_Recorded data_
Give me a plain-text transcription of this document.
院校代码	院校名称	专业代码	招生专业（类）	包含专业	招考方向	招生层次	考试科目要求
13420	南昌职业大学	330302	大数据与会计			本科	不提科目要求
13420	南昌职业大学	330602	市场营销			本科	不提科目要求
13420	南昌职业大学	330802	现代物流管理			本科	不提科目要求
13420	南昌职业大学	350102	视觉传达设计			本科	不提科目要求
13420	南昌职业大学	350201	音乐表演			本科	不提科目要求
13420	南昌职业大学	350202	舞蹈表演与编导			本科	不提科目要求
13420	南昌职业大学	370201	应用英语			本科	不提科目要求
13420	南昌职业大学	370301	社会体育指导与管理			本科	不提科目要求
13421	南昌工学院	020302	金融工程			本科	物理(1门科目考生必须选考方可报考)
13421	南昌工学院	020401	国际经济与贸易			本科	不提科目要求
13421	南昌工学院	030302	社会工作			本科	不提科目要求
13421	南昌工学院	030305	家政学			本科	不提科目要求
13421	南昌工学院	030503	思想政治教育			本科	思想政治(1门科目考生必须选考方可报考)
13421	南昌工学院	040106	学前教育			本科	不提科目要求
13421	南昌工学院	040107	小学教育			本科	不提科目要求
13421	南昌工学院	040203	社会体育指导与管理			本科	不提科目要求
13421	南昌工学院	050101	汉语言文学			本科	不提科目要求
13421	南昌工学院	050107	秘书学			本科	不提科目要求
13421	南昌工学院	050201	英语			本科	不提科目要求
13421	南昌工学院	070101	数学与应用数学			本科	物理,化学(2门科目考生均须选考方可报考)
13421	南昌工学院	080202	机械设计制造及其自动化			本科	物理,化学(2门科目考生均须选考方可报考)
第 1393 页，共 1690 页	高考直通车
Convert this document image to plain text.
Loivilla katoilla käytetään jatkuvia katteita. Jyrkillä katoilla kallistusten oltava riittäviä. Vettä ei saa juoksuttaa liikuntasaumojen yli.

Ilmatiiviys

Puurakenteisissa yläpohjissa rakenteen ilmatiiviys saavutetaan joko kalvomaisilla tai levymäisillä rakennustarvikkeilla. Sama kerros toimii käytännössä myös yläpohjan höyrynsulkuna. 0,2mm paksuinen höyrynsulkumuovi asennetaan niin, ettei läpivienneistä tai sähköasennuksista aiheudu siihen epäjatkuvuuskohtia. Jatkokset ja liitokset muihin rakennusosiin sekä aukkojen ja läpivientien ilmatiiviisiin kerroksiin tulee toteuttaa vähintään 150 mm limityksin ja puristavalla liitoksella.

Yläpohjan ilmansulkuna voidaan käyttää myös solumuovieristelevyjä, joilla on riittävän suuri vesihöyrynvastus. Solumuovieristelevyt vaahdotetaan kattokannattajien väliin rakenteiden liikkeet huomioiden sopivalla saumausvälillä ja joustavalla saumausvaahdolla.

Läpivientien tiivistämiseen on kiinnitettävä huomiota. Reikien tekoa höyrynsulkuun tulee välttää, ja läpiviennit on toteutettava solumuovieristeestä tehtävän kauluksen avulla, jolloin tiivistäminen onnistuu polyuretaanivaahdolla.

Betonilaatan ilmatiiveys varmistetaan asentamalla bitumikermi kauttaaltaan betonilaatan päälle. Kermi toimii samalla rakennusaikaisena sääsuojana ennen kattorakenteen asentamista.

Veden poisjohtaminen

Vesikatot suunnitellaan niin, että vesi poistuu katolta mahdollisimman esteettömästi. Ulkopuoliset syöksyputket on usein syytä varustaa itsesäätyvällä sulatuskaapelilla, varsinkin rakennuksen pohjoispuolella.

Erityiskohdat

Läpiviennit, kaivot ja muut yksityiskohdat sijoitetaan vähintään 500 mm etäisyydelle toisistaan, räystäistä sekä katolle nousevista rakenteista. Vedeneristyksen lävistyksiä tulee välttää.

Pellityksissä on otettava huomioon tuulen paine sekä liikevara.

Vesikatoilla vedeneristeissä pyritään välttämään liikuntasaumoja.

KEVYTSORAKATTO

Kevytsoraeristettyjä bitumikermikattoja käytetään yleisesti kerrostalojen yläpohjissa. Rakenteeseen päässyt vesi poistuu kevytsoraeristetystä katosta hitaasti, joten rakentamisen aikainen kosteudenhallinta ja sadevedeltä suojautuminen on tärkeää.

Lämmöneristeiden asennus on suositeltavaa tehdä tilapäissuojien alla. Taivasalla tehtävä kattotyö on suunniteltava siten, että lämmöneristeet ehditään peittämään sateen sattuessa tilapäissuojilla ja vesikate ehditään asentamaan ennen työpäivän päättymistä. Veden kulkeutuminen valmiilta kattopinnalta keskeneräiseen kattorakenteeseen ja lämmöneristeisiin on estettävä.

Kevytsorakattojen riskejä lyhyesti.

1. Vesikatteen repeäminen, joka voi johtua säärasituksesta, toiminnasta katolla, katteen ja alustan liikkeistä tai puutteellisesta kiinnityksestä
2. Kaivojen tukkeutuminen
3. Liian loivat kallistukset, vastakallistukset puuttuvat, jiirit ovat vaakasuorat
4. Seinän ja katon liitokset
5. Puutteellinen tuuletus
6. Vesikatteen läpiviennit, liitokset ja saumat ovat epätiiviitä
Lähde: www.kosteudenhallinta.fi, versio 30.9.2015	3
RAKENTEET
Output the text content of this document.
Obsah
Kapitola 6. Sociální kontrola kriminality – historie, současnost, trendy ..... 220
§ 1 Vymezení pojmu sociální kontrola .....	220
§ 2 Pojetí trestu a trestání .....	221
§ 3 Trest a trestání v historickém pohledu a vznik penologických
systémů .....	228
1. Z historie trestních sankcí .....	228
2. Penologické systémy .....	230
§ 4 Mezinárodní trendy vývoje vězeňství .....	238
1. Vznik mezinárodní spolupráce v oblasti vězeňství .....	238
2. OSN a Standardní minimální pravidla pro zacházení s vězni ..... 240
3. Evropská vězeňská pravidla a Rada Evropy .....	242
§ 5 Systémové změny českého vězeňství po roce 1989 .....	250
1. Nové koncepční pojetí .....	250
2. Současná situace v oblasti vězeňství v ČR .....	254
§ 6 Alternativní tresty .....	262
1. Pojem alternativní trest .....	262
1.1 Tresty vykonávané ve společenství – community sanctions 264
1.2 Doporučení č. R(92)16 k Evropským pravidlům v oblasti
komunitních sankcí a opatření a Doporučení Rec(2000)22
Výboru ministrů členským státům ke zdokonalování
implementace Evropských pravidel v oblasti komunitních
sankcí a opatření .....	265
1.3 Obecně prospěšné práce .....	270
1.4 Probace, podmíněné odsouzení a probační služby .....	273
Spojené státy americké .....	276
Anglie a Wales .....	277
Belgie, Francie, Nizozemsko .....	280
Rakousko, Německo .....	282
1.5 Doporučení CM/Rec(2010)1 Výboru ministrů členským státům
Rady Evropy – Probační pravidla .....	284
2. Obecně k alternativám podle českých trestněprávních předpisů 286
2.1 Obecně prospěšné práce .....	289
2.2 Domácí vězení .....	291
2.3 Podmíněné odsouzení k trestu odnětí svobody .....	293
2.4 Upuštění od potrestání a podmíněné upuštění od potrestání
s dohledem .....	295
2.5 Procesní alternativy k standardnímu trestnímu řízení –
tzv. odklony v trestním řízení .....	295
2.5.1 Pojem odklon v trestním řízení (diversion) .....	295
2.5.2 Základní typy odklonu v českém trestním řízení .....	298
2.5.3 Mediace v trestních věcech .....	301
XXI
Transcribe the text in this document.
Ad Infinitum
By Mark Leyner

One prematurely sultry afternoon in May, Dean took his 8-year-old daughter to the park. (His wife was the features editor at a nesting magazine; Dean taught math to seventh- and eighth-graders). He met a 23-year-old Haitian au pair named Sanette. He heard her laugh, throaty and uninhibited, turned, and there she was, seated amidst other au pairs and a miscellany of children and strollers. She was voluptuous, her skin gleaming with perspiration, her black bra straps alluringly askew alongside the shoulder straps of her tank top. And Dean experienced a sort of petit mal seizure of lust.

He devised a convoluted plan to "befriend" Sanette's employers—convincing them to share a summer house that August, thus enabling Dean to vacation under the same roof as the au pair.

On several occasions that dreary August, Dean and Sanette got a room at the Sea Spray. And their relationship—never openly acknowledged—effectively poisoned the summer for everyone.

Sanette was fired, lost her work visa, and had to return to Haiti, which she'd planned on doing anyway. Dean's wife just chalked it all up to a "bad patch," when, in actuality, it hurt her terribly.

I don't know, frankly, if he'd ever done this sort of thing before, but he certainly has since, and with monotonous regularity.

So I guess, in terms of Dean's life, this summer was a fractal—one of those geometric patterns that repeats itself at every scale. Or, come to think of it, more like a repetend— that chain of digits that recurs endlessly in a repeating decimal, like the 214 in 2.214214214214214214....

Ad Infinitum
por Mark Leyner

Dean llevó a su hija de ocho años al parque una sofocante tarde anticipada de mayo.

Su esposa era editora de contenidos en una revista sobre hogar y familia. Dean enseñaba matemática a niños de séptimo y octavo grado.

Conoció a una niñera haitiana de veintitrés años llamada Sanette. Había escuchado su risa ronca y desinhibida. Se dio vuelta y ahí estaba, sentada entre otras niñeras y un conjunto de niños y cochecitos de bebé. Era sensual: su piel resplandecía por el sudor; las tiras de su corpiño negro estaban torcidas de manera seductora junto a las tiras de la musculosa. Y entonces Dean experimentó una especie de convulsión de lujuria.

_THE EXERCISE_
Say how many lines contain "kontrola", and give nothing but that number.

_ANSWER TO THE EXERCISE_
2